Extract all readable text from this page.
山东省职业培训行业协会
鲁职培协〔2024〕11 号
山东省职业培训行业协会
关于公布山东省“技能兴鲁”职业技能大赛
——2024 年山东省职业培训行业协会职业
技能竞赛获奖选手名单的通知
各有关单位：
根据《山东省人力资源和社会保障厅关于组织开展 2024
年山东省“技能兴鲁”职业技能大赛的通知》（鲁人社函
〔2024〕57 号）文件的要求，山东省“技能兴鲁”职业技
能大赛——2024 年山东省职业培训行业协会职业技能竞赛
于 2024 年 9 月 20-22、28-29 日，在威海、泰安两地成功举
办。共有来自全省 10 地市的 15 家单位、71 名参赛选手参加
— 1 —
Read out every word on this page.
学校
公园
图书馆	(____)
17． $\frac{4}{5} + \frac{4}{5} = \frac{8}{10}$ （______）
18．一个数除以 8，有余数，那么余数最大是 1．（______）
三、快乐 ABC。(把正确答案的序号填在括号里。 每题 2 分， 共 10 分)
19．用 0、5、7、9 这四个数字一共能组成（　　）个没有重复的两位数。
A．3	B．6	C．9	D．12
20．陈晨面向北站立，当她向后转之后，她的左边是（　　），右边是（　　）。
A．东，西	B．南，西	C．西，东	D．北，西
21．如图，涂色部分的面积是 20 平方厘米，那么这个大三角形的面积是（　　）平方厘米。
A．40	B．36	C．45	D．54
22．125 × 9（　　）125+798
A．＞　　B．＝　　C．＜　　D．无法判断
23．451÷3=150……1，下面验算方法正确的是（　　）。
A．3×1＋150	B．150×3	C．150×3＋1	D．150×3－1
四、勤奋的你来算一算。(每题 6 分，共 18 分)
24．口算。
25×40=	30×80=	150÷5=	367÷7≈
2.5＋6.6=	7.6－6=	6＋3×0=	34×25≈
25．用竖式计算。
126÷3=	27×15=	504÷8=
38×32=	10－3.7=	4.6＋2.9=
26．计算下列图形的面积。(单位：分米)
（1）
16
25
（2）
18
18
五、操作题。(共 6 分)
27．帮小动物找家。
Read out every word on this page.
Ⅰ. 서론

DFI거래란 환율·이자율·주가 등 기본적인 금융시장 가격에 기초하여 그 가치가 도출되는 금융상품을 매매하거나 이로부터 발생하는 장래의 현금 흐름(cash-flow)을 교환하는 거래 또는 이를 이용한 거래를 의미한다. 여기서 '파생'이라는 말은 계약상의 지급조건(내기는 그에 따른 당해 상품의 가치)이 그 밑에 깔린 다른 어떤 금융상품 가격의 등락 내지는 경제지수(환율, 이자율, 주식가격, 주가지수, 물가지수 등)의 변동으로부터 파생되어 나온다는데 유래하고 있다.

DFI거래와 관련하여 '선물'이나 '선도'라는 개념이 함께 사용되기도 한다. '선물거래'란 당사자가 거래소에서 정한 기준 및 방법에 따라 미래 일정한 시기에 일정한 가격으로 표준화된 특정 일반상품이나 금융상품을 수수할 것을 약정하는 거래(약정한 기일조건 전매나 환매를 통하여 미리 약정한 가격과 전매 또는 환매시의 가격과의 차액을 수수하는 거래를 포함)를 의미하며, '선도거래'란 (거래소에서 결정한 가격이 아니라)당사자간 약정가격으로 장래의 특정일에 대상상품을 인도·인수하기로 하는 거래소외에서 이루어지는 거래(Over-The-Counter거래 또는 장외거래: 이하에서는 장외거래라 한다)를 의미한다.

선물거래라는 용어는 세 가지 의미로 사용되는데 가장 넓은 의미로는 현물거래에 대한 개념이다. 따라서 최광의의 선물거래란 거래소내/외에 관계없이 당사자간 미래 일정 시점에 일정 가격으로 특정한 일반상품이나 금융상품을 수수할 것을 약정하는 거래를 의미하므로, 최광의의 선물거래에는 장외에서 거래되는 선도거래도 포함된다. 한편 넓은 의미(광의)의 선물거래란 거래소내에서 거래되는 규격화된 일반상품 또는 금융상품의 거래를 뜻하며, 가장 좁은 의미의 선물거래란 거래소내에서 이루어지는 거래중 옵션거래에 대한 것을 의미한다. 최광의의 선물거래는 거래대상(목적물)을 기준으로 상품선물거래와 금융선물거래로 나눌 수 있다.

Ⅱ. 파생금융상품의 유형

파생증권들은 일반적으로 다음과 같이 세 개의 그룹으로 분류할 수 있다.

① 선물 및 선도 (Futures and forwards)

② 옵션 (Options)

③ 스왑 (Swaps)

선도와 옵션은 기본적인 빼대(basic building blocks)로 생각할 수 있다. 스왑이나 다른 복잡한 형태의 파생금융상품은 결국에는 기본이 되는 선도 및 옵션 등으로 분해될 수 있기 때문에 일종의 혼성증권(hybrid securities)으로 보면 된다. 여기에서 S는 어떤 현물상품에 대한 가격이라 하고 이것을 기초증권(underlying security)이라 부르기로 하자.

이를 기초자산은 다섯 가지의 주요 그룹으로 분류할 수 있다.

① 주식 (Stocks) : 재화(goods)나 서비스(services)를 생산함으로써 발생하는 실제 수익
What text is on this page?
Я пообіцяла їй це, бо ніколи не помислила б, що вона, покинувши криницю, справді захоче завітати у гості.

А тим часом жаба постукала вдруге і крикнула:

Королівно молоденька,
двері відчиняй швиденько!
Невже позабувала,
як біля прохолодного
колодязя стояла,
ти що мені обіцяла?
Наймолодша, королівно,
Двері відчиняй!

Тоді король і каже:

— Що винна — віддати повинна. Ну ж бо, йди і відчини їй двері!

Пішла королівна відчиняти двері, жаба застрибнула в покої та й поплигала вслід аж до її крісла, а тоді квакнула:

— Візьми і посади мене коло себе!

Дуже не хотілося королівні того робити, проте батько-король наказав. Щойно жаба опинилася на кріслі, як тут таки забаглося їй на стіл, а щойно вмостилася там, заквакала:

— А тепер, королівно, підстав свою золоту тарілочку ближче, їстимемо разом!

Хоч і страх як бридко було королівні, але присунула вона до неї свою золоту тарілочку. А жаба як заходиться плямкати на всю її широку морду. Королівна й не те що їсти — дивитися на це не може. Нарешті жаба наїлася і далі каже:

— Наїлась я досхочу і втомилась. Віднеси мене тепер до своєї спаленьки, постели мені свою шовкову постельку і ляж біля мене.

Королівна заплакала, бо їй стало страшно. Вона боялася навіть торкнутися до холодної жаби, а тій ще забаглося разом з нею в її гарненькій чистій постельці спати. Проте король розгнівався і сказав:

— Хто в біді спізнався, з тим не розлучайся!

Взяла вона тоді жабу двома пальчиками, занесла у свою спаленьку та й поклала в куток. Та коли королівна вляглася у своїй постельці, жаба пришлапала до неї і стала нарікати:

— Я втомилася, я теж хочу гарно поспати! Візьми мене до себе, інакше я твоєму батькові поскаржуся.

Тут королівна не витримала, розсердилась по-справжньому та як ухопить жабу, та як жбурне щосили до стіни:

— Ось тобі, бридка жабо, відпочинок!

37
■ ■ ■
## TASK REQUIREMENTS
Search the preceding listing for the word "себе" and pull out every line that holds it.

## RESULT OF THIS EXERCISE
— Візьми і посади мене коло себе!
— Я втомилася, я теж хочу гарно поспати! Візьми мене до себе, інакше я твоєму батькові поскаржуся.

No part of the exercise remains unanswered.